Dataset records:
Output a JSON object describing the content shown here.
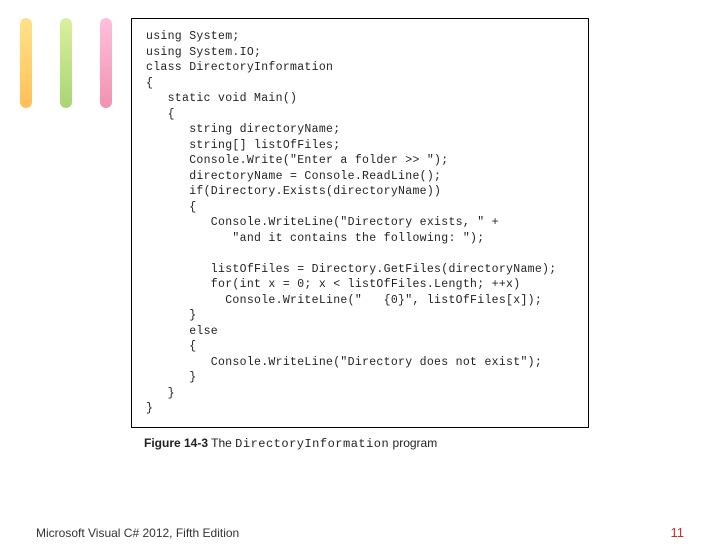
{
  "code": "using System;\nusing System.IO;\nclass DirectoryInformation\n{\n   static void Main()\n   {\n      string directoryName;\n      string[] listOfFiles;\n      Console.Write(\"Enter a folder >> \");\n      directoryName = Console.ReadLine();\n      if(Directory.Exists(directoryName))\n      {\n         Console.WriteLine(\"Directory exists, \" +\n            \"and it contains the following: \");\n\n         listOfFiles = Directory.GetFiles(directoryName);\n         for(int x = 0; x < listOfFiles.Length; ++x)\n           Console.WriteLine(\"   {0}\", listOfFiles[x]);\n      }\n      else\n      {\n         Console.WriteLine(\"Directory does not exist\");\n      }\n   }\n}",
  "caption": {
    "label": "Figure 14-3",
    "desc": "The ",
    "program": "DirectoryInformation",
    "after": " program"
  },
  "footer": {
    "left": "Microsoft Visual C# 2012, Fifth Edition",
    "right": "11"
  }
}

---

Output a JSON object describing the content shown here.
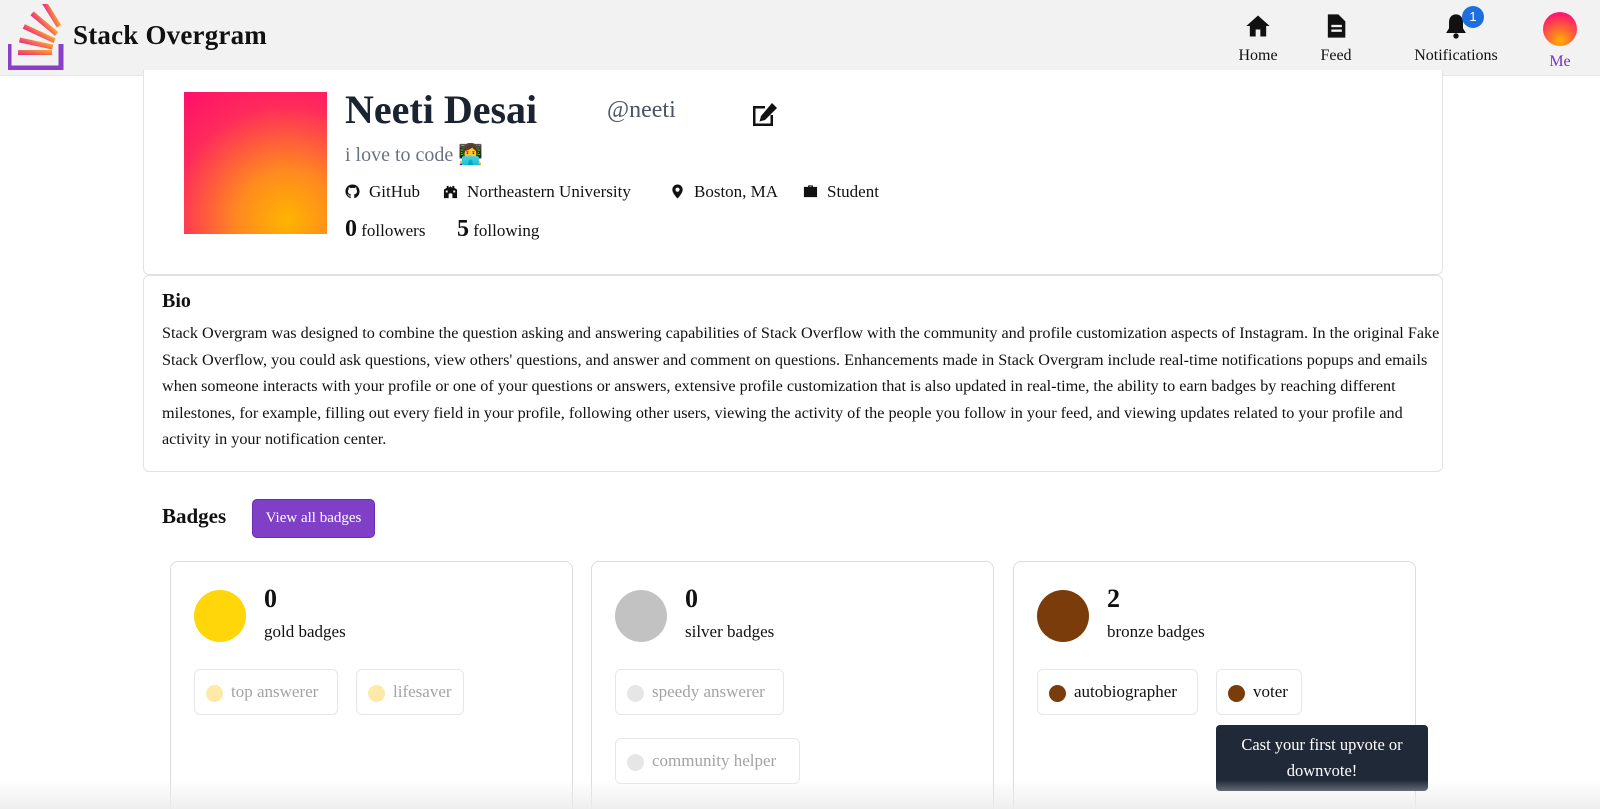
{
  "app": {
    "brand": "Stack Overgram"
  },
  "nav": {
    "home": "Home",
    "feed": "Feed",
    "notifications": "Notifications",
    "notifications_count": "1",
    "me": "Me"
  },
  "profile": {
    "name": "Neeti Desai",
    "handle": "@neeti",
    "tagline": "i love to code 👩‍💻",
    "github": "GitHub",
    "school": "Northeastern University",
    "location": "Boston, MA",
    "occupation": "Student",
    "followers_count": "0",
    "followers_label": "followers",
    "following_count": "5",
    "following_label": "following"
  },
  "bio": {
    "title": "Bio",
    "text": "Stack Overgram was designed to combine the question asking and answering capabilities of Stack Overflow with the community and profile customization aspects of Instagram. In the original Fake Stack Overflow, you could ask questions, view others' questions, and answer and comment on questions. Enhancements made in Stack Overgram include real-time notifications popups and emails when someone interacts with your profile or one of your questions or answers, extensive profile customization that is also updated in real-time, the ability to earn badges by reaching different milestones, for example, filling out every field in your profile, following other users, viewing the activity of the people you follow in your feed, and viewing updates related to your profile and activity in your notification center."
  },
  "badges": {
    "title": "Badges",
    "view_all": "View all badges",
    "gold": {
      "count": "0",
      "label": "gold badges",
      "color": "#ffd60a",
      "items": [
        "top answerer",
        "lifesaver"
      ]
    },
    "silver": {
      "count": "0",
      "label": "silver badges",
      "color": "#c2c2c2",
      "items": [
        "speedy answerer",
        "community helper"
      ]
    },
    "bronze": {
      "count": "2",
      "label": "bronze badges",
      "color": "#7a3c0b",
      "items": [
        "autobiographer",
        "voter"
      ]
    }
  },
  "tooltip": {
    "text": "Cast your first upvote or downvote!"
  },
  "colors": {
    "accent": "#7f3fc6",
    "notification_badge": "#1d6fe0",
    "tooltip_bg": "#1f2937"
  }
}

→ **Job**
Filter the records above and return every line that holds the word "community".

→ **Answer below**
    "text": "Stack Overgram was designed to combine the question asking and answering capabilities of Stack Overflow with the community and profile customization aspects of Instagram. In the original Fake Stack Overflow, you could ask questions, view others' questions, and answer and comment on questions. Enhancements made in Stack Overgram include real-time notifications popups and emails when someone interacts with your profile or one of your questions or answers, extensive profile customization that is also updated in real-time, the ability to earn badges by reaching different milestones, for example, filling out every field in your profile, following other users, viewing the activity of the people you follow in your feed, and viewing updates related to your profile and activity in your notification center."
        "community helper"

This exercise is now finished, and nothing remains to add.